To do →
Search the listing below for the string "left" and copy every line where it occurs.
****
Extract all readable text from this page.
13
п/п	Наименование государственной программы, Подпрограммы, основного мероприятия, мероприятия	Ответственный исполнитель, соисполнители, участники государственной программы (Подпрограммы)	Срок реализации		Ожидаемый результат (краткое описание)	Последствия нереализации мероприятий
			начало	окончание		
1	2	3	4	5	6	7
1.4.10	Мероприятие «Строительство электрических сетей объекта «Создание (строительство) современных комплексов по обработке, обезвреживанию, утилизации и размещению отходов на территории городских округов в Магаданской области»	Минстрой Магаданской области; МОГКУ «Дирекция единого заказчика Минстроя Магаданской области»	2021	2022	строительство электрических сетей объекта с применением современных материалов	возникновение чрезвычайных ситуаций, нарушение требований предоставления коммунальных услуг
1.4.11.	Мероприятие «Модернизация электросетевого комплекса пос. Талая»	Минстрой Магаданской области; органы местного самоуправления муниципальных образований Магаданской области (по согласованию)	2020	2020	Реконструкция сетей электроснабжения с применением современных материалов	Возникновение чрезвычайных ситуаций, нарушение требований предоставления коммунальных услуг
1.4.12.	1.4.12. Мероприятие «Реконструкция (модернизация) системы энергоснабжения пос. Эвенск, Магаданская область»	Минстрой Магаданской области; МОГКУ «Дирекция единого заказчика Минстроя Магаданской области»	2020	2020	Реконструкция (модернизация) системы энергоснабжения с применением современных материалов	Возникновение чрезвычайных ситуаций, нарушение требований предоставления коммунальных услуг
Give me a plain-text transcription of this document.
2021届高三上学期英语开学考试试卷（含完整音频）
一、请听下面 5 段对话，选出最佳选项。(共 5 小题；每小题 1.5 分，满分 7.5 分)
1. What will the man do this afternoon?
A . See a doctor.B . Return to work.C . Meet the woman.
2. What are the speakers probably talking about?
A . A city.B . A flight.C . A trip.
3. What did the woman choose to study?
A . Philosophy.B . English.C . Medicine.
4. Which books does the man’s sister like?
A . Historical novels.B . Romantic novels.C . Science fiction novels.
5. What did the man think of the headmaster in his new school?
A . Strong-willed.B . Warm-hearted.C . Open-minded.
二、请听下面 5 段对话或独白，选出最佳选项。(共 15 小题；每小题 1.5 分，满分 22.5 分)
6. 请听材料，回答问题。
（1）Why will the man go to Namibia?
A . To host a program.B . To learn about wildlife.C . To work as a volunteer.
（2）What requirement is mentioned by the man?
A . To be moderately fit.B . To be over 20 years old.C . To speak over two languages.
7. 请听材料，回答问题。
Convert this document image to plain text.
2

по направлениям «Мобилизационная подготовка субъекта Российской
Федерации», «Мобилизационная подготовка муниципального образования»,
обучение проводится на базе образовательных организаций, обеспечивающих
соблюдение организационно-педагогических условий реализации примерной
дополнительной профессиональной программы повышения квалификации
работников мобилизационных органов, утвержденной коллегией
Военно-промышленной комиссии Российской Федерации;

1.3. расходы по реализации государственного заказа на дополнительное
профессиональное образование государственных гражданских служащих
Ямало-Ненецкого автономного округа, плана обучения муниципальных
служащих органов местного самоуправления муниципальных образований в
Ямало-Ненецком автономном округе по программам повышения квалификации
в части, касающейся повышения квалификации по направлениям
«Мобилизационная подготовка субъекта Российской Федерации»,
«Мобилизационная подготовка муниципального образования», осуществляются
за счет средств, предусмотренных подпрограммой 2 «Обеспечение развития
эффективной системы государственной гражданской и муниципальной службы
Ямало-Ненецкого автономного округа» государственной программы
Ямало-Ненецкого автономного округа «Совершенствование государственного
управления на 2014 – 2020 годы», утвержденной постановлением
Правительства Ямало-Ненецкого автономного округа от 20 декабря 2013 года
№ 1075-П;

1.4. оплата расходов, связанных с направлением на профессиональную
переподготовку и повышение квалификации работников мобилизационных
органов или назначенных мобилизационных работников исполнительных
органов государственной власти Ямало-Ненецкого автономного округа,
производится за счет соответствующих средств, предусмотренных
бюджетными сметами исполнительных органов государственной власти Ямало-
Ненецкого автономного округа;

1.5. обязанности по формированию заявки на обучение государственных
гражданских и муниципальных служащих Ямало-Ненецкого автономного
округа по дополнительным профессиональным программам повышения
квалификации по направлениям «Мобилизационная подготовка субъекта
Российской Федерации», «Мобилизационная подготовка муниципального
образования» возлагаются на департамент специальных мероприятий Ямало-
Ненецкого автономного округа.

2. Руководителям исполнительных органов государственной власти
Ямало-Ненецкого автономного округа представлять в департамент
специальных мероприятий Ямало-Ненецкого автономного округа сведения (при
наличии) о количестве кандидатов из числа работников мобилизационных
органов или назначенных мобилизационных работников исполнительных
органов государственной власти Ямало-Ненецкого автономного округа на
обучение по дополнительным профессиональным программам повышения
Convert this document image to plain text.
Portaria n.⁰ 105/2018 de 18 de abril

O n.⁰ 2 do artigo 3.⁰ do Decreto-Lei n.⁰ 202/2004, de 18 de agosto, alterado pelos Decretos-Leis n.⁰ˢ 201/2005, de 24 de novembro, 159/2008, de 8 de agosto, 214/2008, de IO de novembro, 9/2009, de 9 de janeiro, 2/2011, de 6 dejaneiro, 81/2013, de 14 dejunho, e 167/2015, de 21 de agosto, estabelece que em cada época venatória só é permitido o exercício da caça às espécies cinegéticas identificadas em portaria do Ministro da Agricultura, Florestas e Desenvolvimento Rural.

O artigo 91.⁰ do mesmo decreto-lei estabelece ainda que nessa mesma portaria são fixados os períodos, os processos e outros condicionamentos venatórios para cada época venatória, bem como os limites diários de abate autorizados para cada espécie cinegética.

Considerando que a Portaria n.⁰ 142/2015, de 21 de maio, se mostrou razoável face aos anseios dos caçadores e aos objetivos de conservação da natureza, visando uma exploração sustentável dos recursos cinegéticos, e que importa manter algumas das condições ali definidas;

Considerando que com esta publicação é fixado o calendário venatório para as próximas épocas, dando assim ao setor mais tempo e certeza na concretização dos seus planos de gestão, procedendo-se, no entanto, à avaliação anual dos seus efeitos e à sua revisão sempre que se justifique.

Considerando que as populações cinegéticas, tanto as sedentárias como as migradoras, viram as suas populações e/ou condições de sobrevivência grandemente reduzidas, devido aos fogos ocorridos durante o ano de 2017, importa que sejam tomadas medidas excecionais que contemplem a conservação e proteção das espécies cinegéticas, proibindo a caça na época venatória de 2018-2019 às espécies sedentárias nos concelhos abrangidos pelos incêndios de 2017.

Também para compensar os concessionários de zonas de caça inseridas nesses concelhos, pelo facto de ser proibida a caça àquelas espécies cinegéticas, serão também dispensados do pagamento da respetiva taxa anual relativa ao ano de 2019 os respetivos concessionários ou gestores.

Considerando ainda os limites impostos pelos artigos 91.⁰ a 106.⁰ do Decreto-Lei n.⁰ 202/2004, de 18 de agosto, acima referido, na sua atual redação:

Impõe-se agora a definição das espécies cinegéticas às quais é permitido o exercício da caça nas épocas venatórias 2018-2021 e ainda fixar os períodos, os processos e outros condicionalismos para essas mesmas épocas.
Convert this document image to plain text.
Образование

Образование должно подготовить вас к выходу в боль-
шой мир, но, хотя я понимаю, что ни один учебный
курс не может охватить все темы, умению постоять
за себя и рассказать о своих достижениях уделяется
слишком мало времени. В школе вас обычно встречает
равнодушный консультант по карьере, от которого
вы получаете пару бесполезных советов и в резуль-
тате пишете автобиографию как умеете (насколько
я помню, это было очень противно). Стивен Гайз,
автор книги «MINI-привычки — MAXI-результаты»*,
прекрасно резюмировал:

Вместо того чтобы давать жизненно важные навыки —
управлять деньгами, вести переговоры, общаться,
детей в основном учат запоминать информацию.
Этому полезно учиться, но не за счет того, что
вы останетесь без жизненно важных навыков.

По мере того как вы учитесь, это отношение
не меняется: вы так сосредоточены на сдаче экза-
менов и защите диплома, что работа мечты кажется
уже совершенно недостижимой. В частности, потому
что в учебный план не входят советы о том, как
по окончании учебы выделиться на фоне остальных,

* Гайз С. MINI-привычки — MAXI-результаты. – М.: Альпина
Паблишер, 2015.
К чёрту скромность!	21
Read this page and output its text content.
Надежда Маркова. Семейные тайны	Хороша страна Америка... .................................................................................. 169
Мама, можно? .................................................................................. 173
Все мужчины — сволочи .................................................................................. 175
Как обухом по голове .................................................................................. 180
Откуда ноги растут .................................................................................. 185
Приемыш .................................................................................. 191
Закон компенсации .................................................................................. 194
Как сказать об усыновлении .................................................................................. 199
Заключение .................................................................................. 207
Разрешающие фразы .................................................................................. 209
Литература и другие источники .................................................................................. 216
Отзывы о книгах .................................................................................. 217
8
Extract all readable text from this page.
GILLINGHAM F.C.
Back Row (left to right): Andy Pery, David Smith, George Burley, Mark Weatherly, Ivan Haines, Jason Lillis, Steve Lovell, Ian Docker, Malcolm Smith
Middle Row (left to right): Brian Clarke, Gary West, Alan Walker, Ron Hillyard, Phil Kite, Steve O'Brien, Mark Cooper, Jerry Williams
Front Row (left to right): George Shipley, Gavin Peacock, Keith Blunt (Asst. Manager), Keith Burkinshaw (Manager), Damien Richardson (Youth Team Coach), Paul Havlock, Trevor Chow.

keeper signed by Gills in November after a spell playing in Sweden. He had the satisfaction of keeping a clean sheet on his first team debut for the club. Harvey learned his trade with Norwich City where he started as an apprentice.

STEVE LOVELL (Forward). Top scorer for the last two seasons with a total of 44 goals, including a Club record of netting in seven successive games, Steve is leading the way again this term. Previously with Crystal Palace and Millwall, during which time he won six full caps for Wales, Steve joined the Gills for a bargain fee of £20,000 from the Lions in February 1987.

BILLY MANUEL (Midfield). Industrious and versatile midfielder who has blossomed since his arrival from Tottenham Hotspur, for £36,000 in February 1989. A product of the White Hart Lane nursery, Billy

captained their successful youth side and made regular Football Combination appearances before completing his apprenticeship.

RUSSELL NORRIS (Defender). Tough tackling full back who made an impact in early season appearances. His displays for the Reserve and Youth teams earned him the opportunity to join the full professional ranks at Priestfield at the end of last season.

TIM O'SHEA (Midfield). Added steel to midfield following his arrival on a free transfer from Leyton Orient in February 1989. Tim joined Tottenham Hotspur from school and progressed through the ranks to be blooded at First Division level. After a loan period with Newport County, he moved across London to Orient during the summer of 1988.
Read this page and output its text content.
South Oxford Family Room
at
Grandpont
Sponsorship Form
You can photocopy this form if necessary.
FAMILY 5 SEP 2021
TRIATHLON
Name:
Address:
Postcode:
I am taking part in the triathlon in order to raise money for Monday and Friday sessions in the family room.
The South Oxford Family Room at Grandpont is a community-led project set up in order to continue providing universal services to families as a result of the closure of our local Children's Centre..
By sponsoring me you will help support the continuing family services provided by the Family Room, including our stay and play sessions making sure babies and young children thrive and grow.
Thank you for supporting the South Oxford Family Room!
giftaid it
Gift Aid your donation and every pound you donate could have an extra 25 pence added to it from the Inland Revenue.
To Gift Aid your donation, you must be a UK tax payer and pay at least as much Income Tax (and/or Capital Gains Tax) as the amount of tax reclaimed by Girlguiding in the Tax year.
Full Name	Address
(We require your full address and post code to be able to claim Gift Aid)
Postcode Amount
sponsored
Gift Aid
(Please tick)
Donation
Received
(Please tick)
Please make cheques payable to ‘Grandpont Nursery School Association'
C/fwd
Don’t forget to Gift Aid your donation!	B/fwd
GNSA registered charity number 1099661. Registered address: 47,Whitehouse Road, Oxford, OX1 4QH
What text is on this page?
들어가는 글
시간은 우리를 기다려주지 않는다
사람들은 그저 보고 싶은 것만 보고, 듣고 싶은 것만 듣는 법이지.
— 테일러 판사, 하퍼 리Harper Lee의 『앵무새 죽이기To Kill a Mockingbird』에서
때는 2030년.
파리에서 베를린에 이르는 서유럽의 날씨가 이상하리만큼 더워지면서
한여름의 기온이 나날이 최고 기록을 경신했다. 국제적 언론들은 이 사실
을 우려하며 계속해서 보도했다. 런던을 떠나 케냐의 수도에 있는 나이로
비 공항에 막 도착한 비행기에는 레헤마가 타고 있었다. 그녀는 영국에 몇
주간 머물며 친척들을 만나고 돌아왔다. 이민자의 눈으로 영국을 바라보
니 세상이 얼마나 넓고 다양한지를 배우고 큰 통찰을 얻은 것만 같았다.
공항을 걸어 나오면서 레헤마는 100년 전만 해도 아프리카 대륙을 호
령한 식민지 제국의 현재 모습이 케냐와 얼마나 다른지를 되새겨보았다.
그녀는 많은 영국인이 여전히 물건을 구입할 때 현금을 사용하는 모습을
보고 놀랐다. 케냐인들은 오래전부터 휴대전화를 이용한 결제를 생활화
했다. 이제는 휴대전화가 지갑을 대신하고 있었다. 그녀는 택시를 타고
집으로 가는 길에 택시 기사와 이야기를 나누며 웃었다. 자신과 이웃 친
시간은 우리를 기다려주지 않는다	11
****
Solution to the exercise →
Back Row (left to right): Andy Pery, David Smith, George Burley, Mark Weatherly, Ivan Haines, Jason Lillis, Steve Lovell, Ian Docker, Malcolm Smith
Middle Row (left to right): Brian Clarke, Gary West, Alan Walker, Ron Hillyard, Phil Kite, Steve O'Brien, Mark Cooper, Jerry Williams
Front Row (left to right): George Shipley, Gavin Peacock, Keith Blunt (Asst. Manager), Keith Burkinshaw (Manager), Damien Richardson (Youth Team Coach), Paul Havlock, Trevor Chow.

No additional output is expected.